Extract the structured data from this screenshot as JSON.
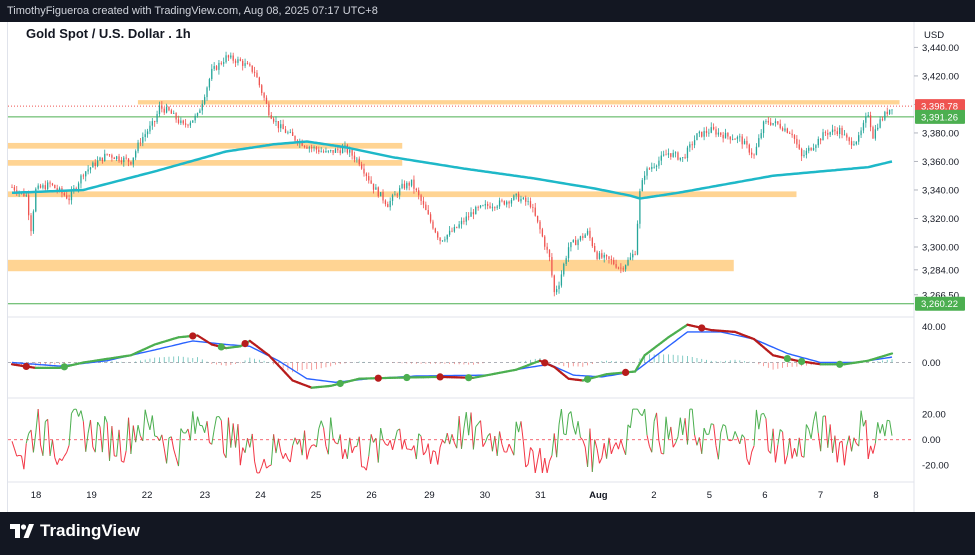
{
  "header": {
    "caption": "TimothyFigueroa created with TradingView.com, Aug 08, 2025 07:17 UTC+8"
  },
  "footer": {
    "brand": "TradingView"
  },
  "colors": {
    "up": "#26a69a",
    "down": "#ef5350",
    "ma": "#1eb8c8",
    "zone": "#ffcc80",
    "green_line": "#4caf50",
    "macd_fast_up": "#4caf50",
    "macd_fast_down": "#b71c1c",
    "macd_slow": "#2962ff",
    "osc_up": "#4caf50",
    "osc_down": "#f23645"
  },
  "chart_data": {
    "type": "candlestick",
    "title": "Gold Spot / U.S. Dollar . 1h",
    "currency": "USD",
    "y_ticks": [
      "3,440.00",
      "3,420.00",
      "3,400.00",
      "3,380.00",
      "3,360.00",
      "3,340.00",
      "3,320.00",
      "3,300.00",
      "3,284.00",
      "3,266.50"
    ],
    "price_tags": [
      {
        "value": "3,398.78",
        "style": "last",
        "color": "#ef5350"
      },
      {
        "value": "3,391.26",
        "style": "level",
        "color": "#4caf50"
      },
      {
        "value": "3,260.22",
        "style": "level",
        "color": "#4caf50"
      }
    ],
    "x_labels": [
      "18",
      "19",
      "22",
      "23",
      "24",
      "25",
      "26",
      "29",
      "30",
      "31",
      "Aug",
      "2",
      "5",
      "6",
      "7",
      "8"
    ],
    "ylim": [
      3253,
      3448
    ],
    "zones": [
      {
        "from": 3369,
        "to": 3373,
        "x_start": 0,
        "x_end": 0.44
      },
      {
        "from": 3357,
        "to": 3361,
        "x_start": 0,
        "x_end": 0.44
      },
      {
        "from": 3335,
        "to": 3339,
        "x_start": 0,
        "x_end": 0.88
      },
      {
        "from": 3283,
        "to": 3291,
        "x_start": 0,
        "x_end": 0.81
      },
      {
        "from": 3400,
        "to": 3403,
        "x_start": 0.145,
        "x_end": 0.995
      }
    ],
    "levels": [
      3391.26,
      3260.22
    ],
    "close_anchors": [
      [
        0,
        3342
      ],
      [
        6,
        3336
      ],
      [
        8,
        3313
      ],
      [
        10,
        3340
      ],
      [
        16,
        3344
      ],
      [
        24,
        3334
      ],
      [
        30,
        3352
      ],
      [
        40,
        3365
      ],
      [
        50,
        3360
      ],
      [
        54,
        3375
      ],
      [
        60,
        3388
      ],
      [
        62,
        3398
      ],
      [
        66,
        3395
      ],
      [
        72,
        3385
      ],
      [
        78,
        3392
      ],
      [
        84,
        3423
      ],
      [
        90,
        3433
      ],
      [
        96,
        3430
      ],
      [
        102,
        3423
      ],
      [
        108,
        3395
      ],
      [
        112,
        3385
      ],
      [
        118,
        3377
      ],
      [
        124,
        3371
      ],
      [
        132,
        3366
      ],
      [
        140,
        3369
      ],
      [
        146,
        3360
      ],
      [
        152,
        3342
      ],
      [
        158,
        3330
      ],
      [
        164,
        3342
      ],
      [
        168,
        3345
      ],
      [
        172,
        3332
      ],
      [
        176,
        3318
      ],
      [
        180,
        3305
      ],
      [
        186,
        3312
      ],
      [
        194,
        3325
      ],
      [
        200,
        3329
      ],
      [
        206,
        3331
      ],
      [
        212,
        3335
      ],
      [
        218,
        3330
      ],
      [
        222,
        3312
      ],
      [
        226,
        3292
      ],
      [
        228,
        3268
      ],
      [
        230,
        3275
      ],
      [
        234,
        3300
      ],
      [
        238,
        3305
      ],
      [
        242,
        3310
      ],
      [
        246,
        3294
      ],
      [
        252,
        3290
      ],
      [
        256,
        3285
      ],
      [
        260,
        3292
      ],
      [
        262,
        3297
      ],
      [
        264,
        3338
      ],
      [
        266,
        3352
      ],
      [
        270,
        3358
      ],
      [
        276,
        3366
      ],
      [
        282,
        3362
      ],
      [
        288,
        3378
      ],
      [
        294,
        3382
      ],
      [
        300,
        3378
      ],
      [
        306,
        3376
      ],
      [
        312,
        3364
      ],
      [
        316,
        3386
      ],
      [
        318,
        3388
      ],
      [
        322,
        3386
      ],
      [
        328,
        3380
      ],
      [
        332,
        3363
      ],
      [
        336,
        3370
      ],
      [
        342,
        3380
      ],
      [
        348,
        3382
      ],
      [
        352,
        3373
      ],
      [
        356,
        3376
      ],
      [
        360,
        3394
      ],
      [
        362,
        3378
      ],
      [
        364,
        3386
      ],
      [
        368,
        3395
      ],
      [
        370,
        3398.78
      ]
    ],
    "ma_anchors": [
      [
        0,
        3338
      ],
      [
        30,
        3340
      ],
      [
        60,
        3353
      ],
      [
        90,
        3367
      ],
      [
        110,
        3372
      ],
      [
        124,
        3374
      ],
      [
        140,
        3370
      ],
      [
        160,
        3363
      ],
      [
        190,
        3355
      ],
      [
        220,
        3348
      ],
      [
        245,
        3341
      ],
      [
        260,
        3336
      ],
      [
        264,
        3334
      ],
      [
        280,
        3338
      ],
      [
        300,
        3344
      ],
      [
        320,
        3350
      ],
      [
        340,
        3353
      ],
      [
        360,
        3356
      ],
      [
        370,
        3360
      ]
    ],
    "bars_total": 371,
    "macd": {
      "y_ticks": [
        "40.00",
        "0.00"
      ],
      "ylim": [
        -35,
        45
      ],
      "fast_anchors": [
        [
          0,
          -2
        ],
        [
          10,
          -6
        ],
        [
          20,
          -6
        ],
        [
          30,
          0
        ],
        [
          50,
          8
        ],
        [
          60,
          20
        ],
        [
          70,
          28
        ],
        [
          78,
          30
        ],
        [
          84,
          20
        ],
        [
          90,
          16
        ],
        [
          96,
          18
        ],
        [
          100,
          24
        ],
        [
          108,
          8
        ],
        [
          118,
          -20
        ],
        [
          126,
          -28
        ],
        [
          134,
          -26
        ],
        [
          146,
          -18
        ],
        [
          160,
          -17
        ],
        [
          180,
          -16
        ],
        [
          194,
          -17
        ],
        [
          212,
          -8
        ],
        [
          222,
          2
        ],
        [
          228,
          -5
        ],
        [
          234,
          -18
        ],
        [
          240,
          -20
        ],
        [
          250,
          -13
        ],
        [
          262,
          -10
        ],
        [
          266,
          8
        ],
        [
          276,
          28
        ],
        [
          284,
          42
        ],
        [
          294,
          36
        ],
        [
          304,
          34
        ],
        [
          312,
          26
        ],
        [
          320,
          8
        ],
        [
          330,
          2
        ],
        [
          340,
          -2
        ],
        [
          350,
          -2
        ],
        [
          360,
          2
        ],
        [
          370,
          10
        ]
      ],
      "slow_anchors": [
        [
          0,
          0
        ],
        [
          20,
          -4
        ],
        [
          40,
          2
        ],
        [
          60,
          14
        ],
        [
          76,
          24
        ],
        [
          90,
          20
        ],
        [
          100,
          18
        ],
        [
          112,
          2
        ],
        [
          124,
          -18
        ],
        [
          136,
          -22
        ],
        [
          150,
          -18
        ],
        [
          170,
          -15
        ],
        [
          200,
          -14
        ],
        [
          216,
          -6
        ],
        [
          226,
          -2
        ],
        [
          236,
          -14
        ],
        [
          248,
          -16
        ],
        [
          262,
          -10
        ],
        [
          272,
          10
        ],
        [
          284,
          34
        ],
        [
          298,
          34
        ],
        [
          312,
          26
        ],
        [
          326,
          10
        ],
        [
          340,
          0
        ],
        [
          355,
          0
        ],
        [
          370,
          6
        ]
      ],
      "cross_dots": [
        {
          "bar": 6,
          "color": "#b71c1c"
        },
        {
          "bar": 22,
          "color": "#4caf50"
        },
        {
          "bar": 76,
          "color": "#b71c1c"
        },
        {
          "bar": 88,
          "color": "#4caf50"
        },
        {
          "bar": 98,
          "color": "#b71c1c"
        },
        {
          "bar": 138,
          "color": "#4caf50"
        },
        {
          "bar": 154,
          "color": "#b71c1c"
        },
        {
          "bar": 166,
          "color": "#4caf50"
        },
        {
          "bar": 180,
          "color": "#b71c1c"
        },
        {
          "bar": 192,
          "color": "#4caf50"
        },
        {
          "bar": 224,
          "color": "#b71c1c"
        },
        {
          "bar": 242,
          "color": "#4caf50"
        },
        {
          "bar": 258,
          "color": "#b71c1c"
        },
        {
          "bar": 290,
          "color": "#b71c1c"
        },
        {
          "bar": 326,
          "color": "#4caf50"
        },
        {
          "bar": 332,
          "color": "#4caf50"
        },
        {
          "bar": 348,
          "color": "#4caf50"
        }
      ]
    },
    "oscillator": {
      "y_ticks": [
        "20.00",
        "0.00",
        "-20.00"
      ],
      "ylim": [
        -30,
        28
      ]
    }
  }
}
^^^^^^^^^^^^^^^^
◆ TASK REQUIREMENTS: Pick out each line in the material containing "value".

◆ THE SOLUTION:
        "value": "3,398.78",
        "value": "3,391.26",
        "value": "3,260.22",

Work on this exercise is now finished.